**PROMPT:** Only the number is needed: how many lines of the records include "image"?

··········

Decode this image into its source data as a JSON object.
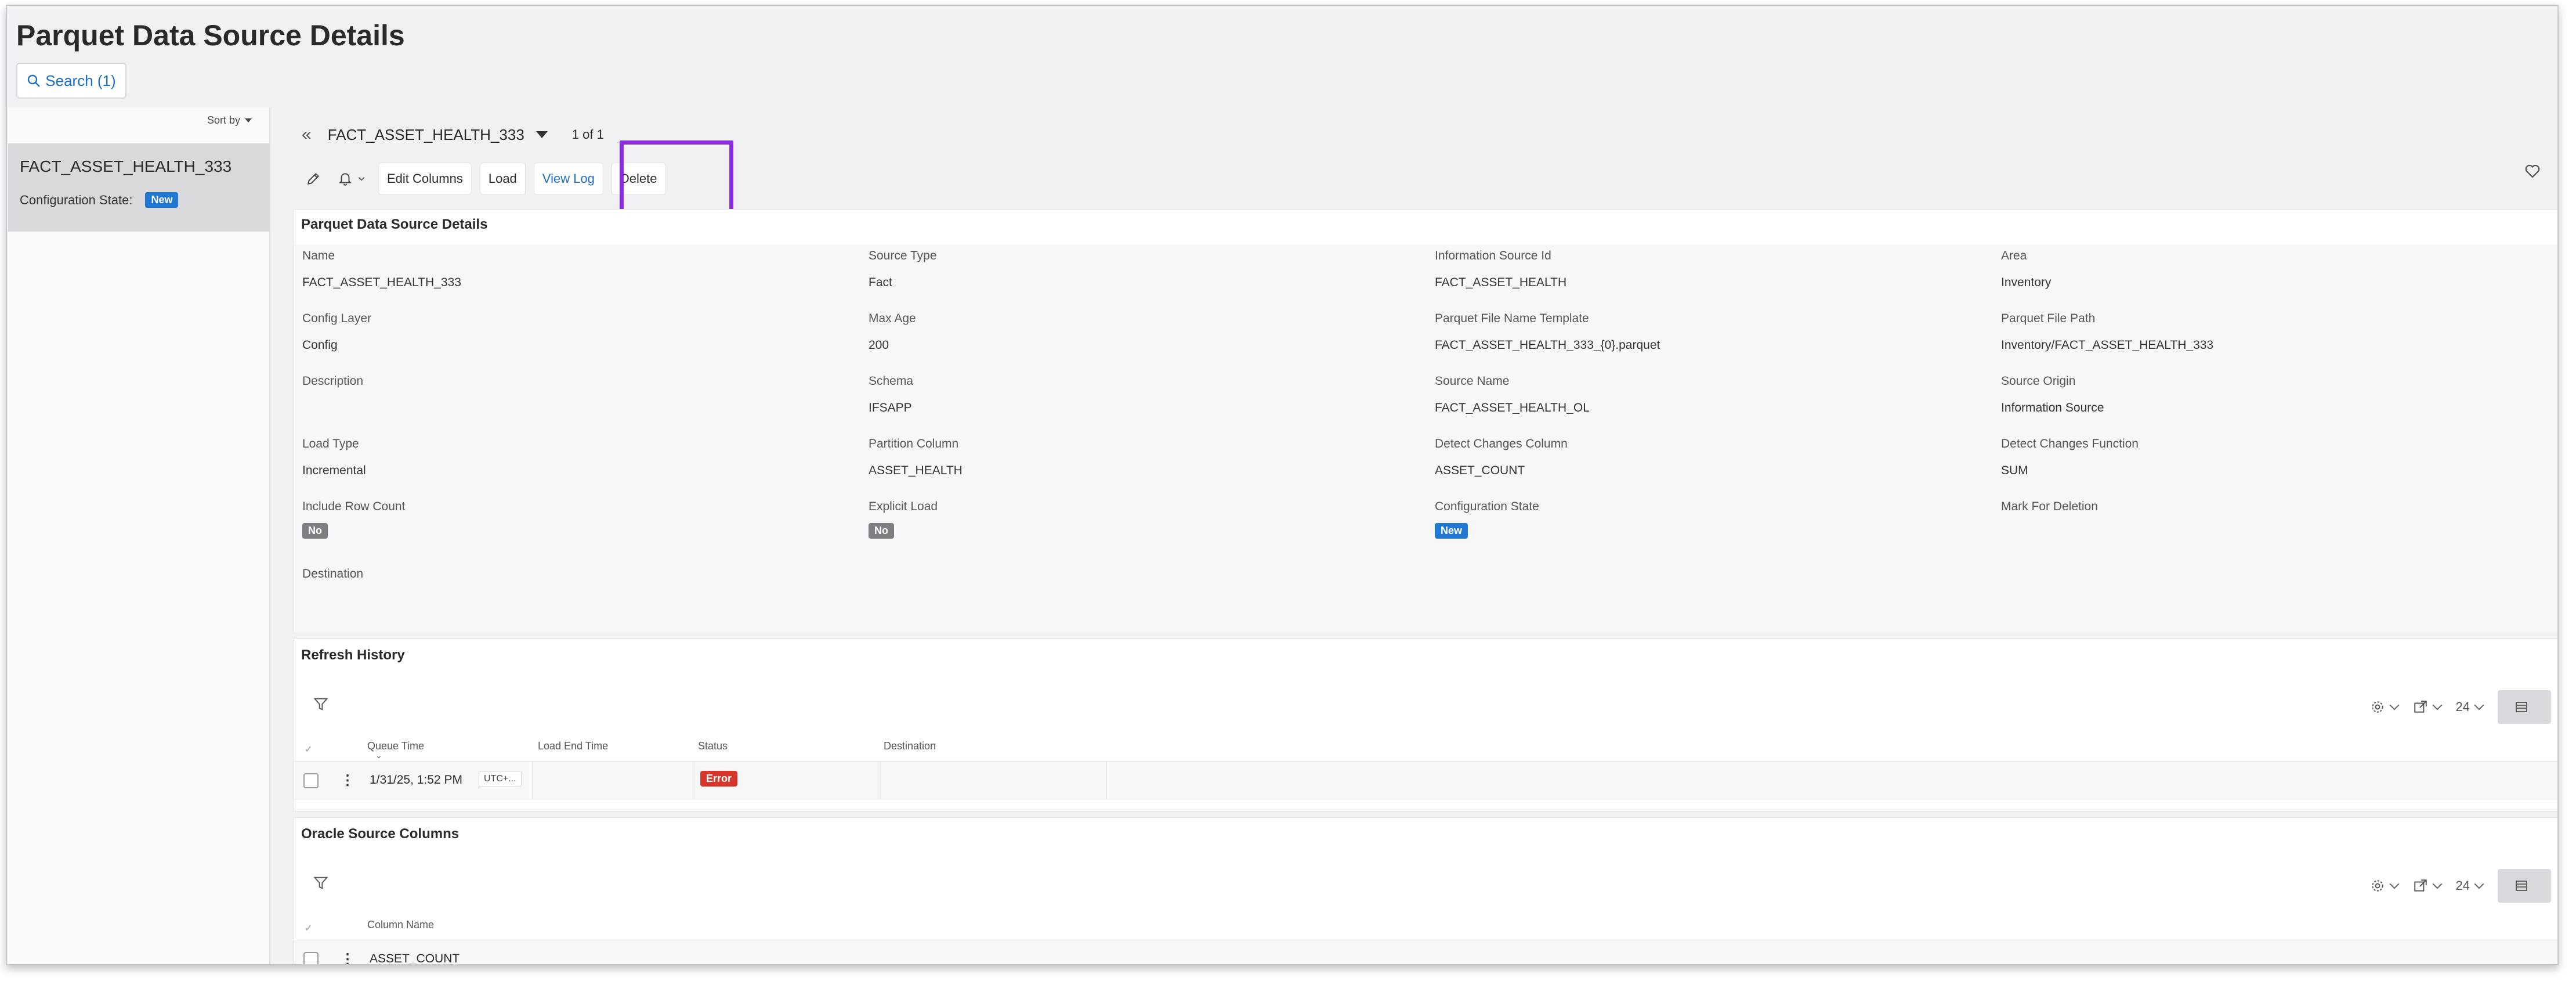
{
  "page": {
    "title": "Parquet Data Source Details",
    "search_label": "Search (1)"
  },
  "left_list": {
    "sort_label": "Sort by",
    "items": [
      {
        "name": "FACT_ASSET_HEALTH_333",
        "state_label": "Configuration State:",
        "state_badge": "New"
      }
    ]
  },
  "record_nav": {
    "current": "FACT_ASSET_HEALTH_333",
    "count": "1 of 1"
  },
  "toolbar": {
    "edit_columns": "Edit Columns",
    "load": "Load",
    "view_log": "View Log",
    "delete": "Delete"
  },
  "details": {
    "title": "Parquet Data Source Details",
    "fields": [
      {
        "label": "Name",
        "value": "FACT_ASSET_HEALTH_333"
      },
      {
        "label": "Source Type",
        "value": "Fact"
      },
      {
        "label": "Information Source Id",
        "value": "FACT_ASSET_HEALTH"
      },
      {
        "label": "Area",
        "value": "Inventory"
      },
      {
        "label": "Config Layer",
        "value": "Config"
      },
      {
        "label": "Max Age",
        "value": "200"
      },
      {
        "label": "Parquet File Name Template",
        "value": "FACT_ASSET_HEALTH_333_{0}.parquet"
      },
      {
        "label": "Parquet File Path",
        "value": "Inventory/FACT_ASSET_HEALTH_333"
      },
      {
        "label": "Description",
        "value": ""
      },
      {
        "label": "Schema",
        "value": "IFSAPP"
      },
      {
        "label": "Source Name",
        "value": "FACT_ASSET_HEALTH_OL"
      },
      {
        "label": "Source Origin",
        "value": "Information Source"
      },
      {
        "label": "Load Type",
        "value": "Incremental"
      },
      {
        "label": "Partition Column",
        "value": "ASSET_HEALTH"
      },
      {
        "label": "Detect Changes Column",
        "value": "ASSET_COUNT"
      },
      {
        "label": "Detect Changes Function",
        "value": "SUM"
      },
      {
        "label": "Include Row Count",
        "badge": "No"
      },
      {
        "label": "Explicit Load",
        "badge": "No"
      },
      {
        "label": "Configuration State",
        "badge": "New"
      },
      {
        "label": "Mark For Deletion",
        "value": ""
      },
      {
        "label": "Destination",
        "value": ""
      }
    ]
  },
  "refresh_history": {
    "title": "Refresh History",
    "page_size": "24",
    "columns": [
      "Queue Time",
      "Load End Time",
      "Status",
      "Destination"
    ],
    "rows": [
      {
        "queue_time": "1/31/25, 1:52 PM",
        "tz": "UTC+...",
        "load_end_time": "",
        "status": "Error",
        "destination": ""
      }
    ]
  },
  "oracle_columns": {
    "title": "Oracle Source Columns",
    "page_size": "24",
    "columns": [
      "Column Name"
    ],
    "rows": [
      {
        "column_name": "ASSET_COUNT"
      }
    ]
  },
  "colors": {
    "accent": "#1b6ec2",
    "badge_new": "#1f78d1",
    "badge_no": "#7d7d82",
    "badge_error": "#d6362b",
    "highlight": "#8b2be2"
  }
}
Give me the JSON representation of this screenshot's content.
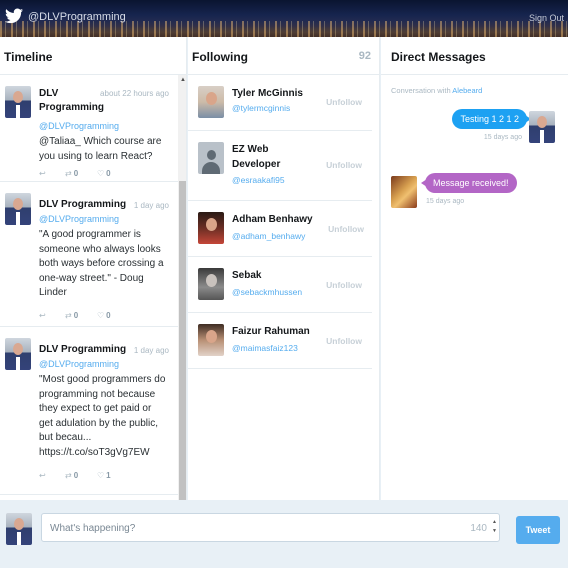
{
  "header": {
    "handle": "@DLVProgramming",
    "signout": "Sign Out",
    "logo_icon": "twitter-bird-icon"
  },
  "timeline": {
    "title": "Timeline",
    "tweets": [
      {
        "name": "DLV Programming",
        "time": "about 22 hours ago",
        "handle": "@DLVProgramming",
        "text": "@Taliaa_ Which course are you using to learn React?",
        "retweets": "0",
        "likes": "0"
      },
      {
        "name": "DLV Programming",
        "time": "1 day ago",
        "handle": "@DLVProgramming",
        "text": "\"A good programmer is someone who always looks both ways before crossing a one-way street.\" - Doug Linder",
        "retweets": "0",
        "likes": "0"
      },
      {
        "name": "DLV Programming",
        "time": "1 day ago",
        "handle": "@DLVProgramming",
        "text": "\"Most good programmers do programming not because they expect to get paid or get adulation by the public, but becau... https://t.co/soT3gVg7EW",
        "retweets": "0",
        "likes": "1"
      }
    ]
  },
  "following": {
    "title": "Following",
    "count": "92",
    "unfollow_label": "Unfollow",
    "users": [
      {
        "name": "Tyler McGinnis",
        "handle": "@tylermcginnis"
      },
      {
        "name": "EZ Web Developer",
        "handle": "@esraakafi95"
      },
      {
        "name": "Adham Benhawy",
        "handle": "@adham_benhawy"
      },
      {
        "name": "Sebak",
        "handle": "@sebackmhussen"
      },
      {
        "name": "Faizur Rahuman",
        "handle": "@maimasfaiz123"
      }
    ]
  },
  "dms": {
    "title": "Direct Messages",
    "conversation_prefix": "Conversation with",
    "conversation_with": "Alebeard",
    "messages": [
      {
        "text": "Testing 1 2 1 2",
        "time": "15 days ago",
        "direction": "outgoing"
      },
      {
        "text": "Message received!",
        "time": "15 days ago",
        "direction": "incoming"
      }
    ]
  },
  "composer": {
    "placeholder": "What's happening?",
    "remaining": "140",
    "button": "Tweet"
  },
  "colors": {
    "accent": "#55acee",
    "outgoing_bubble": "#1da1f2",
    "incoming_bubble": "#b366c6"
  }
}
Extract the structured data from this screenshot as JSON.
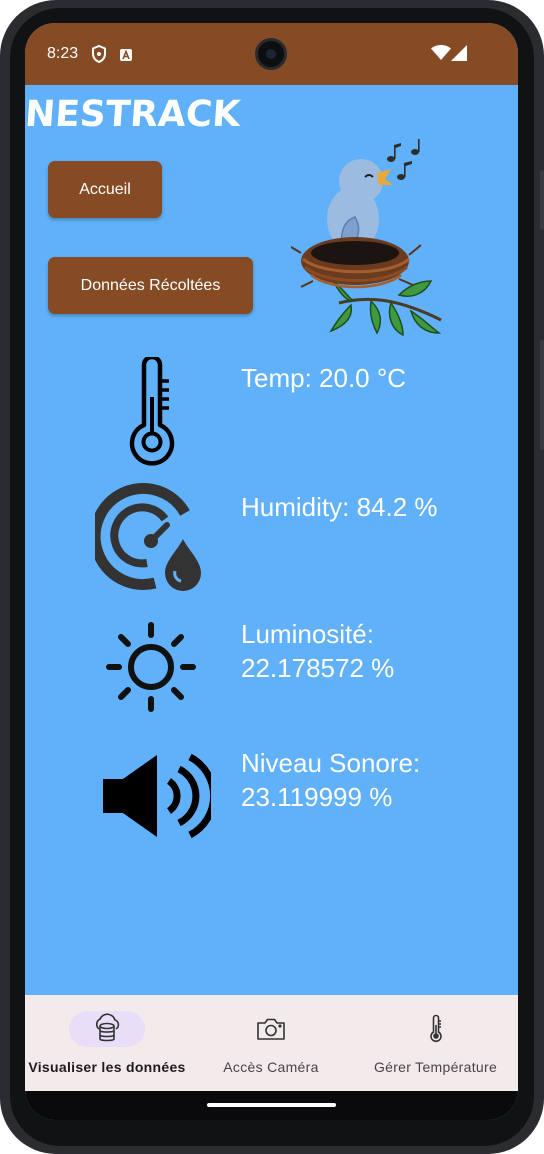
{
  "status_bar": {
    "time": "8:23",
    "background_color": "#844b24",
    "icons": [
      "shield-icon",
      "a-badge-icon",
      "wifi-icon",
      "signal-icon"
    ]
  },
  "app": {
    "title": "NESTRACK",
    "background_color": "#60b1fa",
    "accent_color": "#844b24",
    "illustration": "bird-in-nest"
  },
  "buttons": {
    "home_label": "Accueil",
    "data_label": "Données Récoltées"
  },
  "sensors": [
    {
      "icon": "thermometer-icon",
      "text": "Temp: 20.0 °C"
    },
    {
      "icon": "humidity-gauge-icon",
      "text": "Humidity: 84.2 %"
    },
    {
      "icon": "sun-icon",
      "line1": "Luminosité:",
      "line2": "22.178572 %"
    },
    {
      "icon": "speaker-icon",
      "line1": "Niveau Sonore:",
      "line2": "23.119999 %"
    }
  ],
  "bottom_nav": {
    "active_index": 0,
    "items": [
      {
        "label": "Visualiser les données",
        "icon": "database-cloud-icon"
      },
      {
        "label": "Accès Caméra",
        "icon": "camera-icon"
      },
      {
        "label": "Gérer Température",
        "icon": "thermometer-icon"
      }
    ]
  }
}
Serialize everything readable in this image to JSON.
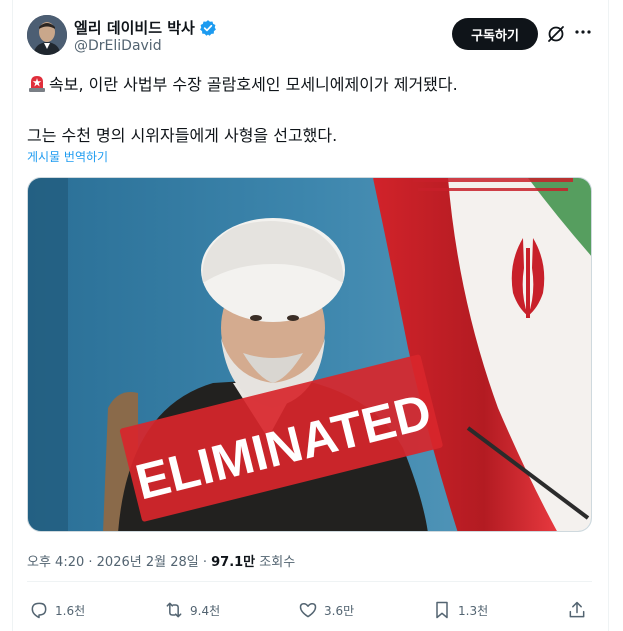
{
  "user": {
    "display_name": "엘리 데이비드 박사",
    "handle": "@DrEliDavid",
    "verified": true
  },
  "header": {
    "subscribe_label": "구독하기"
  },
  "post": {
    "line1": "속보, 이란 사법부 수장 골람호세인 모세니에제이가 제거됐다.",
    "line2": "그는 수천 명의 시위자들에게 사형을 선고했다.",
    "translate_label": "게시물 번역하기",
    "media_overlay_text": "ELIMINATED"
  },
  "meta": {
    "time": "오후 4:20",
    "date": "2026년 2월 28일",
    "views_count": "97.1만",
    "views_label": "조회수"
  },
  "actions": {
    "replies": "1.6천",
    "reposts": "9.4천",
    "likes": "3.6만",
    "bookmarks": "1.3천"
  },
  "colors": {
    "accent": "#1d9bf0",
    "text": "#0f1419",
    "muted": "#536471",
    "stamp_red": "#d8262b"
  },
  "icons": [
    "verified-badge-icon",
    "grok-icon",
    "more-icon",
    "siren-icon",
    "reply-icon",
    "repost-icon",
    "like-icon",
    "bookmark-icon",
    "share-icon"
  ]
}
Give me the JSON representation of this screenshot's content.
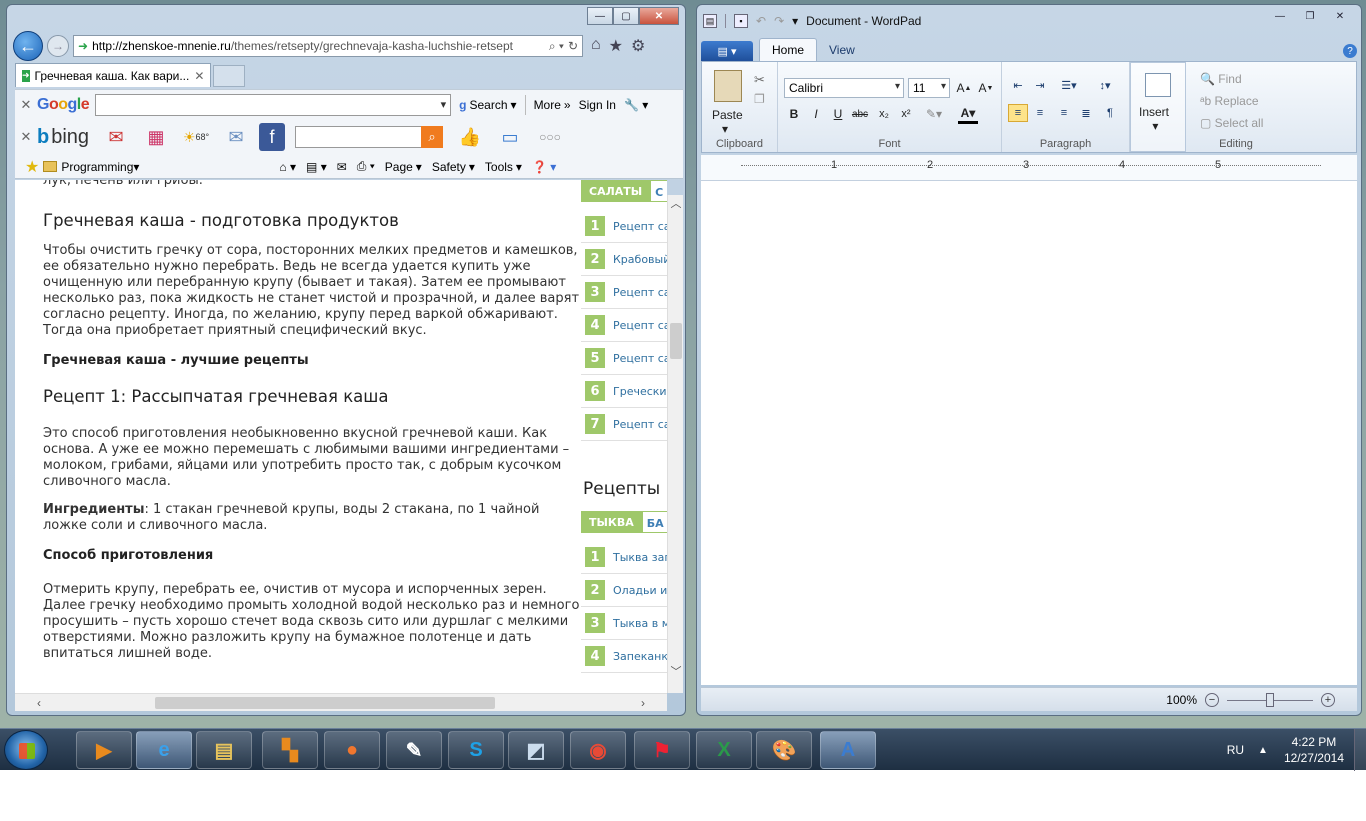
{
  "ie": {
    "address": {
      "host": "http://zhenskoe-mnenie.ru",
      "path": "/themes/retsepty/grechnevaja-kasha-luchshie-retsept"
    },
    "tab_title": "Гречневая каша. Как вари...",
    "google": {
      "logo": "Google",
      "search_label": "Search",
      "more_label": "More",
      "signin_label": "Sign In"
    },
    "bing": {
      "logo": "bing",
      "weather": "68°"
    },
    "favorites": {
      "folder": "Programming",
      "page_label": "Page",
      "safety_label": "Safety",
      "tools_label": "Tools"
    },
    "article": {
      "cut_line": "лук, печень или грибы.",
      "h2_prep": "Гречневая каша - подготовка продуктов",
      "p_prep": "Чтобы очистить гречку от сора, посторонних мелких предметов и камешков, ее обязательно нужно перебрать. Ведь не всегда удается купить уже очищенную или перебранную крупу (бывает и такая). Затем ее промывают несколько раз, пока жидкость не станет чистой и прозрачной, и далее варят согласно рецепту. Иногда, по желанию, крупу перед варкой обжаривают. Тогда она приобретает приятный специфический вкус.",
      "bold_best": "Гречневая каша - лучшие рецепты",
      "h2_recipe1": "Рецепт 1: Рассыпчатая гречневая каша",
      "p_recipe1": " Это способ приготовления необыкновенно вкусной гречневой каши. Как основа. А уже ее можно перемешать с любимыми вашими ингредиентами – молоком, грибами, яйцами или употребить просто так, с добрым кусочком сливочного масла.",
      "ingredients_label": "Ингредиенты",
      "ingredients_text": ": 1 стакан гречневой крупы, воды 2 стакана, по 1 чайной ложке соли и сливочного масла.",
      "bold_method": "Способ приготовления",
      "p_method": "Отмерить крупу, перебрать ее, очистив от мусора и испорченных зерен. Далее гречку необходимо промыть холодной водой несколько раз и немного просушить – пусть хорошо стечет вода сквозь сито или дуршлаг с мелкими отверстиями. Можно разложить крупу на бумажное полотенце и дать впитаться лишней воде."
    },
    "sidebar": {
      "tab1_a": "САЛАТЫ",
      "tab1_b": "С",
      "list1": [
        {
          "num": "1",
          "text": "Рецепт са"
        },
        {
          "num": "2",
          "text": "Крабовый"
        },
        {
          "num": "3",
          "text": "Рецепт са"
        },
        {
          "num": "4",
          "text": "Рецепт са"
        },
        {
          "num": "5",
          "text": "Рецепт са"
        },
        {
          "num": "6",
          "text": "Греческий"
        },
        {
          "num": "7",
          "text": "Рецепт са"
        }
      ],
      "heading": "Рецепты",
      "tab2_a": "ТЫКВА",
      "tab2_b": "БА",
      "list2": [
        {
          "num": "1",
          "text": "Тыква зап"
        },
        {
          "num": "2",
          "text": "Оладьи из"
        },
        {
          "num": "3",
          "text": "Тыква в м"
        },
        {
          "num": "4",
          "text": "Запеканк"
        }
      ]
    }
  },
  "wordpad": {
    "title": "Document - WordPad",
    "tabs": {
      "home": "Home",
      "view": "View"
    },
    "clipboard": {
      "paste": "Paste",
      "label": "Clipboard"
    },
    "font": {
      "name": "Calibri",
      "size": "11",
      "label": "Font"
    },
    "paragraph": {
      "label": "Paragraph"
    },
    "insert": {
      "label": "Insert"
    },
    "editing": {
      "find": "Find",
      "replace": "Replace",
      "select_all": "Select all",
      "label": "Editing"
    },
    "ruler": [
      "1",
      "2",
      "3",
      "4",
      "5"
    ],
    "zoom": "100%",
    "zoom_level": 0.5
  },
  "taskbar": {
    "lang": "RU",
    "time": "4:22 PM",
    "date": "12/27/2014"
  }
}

··········

**EXPECTED ANSWER:** 2